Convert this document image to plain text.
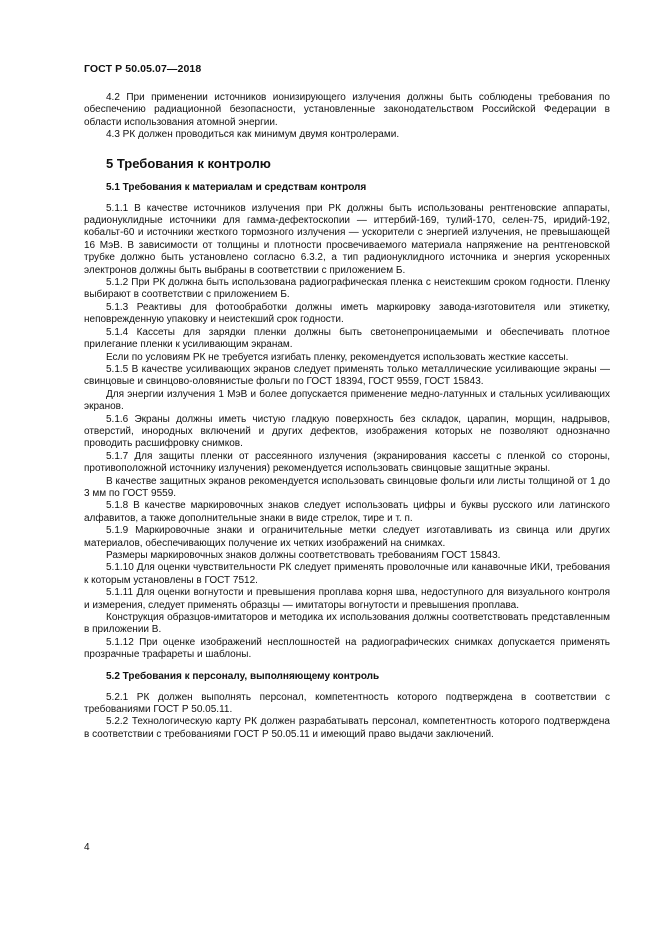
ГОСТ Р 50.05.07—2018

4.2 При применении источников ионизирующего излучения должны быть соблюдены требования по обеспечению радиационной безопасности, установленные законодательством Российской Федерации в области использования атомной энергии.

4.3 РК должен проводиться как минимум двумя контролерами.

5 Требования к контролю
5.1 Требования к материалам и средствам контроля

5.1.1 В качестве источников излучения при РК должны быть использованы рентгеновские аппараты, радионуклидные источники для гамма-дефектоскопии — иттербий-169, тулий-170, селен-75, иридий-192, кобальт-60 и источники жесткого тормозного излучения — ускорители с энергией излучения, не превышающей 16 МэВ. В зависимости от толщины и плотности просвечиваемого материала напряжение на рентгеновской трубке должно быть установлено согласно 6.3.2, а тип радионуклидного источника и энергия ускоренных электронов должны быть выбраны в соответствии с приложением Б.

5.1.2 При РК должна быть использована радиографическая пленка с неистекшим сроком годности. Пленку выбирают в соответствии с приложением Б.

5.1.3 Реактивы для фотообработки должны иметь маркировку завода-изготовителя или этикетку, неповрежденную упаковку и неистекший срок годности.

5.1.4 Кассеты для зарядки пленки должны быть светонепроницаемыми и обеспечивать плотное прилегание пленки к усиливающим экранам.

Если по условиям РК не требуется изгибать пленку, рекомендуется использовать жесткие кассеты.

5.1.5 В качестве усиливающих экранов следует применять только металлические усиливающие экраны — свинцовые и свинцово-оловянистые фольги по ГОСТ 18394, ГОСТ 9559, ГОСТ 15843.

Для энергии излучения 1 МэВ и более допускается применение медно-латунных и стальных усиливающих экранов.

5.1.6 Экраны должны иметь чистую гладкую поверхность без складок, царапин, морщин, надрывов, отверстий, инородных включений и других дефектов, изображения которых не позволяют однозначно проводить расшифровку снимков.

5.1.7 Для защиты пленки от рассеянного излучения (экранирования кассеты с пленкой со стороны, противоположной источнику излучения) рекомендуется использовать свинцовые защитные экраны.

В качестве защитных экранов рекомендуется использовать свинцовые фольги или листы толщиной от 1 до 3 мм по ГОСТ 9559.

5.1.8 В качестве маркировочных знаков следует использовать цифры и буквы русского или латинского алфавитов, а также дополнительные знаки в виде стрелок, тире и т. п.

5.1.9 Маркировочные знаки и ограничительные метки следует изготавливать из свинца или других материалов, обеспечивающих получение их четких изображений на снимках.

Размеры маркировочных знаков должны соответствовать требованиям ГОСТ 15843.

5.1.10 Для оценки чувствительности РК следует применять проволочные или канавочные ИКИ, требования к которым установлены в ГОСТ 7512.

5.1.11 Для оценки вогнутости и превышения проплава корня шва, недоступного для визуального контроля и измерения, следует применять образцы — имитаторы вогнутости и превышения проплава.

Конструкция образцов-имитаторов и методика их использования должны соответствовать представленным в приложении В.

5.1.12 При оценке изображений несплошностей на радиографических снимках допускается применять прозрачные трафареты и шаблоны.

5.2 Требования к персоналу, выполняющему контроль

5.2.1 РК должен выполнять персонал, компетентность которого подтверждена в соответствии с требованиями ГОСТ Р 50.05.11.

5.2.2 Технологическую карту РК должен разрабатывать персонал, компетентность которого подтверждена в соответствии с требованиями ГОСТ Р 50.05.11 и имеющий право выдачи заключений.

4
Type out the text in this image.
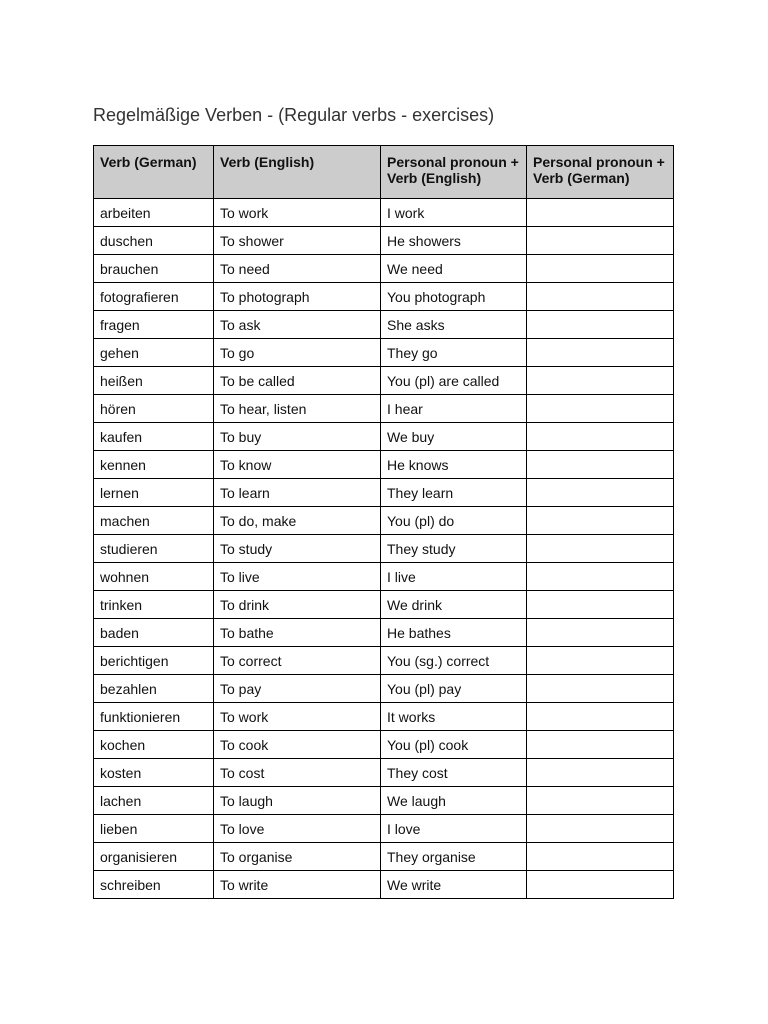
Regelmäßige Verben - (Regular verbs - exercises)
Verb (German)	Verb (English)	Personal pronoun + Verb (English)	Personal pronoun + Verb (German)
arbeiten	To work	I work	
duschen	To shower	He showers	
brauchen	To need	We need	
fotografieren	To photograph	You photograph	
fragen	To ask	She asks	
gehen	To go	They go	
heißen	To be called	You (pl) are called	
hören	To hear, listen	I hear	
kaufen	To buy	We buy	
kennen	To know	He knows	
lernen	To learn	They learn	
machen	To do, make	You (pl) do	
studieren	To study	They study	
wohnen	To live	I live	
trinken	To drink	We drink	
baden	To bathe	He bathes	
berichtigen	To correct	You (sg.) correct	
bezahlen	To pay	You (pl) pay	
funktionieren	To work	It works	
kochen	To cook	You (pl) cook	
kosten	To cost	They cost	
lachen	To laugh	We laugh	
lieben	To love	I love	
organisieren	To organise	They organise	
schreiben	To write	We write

- **REQUIRED TASK**
Copy all lines from the entries that contain the word "work".

- **RESPONSE TO THIS EXERCISE**
arbeiten	To work	I work	
funktionieren	To work	It works	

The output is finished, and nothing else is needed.